EXERCISE GOAL: Gather each line containing the string "патология" from these entries.

RECORD LIST:
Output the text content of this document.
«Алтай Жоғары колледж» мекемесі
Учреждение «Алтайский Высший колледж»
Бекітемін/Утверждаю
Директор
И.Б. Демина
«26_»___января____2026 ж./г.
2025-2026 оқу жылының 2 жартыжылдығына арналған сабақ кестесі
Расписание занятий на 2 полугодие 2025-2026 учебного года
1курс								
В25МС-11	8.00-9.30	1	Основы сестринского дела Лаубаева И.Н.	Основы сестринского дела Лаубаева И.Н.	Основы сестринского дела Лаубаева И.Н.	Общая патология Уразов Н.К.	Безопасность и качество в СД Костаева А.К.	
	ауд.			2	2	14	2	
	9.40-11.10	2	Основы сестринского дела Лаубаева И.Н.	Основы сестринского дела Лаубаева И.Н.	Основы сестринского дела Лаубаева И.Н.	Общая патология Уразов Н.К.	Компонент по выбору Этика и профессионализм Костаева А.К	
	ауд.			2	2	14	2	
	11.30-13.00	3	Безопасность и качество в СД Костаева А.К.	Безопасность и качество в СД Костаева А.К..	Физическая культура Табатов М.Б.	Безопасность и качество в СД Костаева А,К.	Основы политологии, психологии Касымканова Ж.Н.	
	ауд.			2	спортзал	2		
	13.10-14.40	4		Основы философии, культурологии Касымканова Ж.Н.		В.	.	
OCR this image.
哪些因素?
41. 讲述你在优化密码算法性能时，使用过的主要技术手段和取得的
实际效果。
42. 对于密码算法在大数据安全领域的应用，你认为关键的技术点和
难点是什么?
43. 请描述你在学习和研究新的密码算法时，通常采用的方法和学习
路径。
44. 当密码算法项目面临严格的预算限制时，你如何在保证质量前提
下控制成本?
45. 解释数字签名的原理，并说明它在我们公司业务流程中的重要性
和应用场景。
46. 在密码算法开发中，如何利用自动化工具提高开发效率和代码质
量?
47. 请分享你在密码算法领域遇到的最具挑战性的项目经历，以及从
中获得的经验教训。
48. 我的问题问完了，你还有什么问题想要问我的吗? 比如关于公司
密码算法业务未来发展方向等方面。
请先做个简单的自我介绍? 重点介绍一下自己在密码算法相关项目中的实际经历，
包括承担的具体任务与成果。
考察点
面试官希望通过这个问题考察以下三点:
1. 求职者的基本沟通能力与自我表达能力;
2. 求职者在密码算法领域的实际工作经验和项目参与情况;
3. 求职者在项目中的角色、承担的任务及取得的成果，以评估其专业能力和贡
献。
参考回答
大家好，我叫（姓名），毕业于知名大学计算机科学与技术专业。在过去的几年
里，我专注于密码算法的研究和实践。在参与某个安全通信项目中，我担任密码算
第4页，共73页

OUTPUT FOR THIS EXERCISE:
В25МС-11	8.00-9.30	1	Основы сестринского дела Лаубаева И.Н.	Основы сестринского дела Лаубаева И.Н.	Основы сестринского дела Лаубаева И.Н.	Общая патология Уразов Н.К.	Безопасность и качество в СД Костаева А.К.	
	9.40-11.10	2	Основы сестринского дела Лаубаева И.Н.	Основы сестринского дела Лаубаева И.Н.	Основы сестринского дела Лаубаева И.Н.	Общая патология Уразов Н.К.	Компонент по выбору Этика и профессионализм Костаева А.К	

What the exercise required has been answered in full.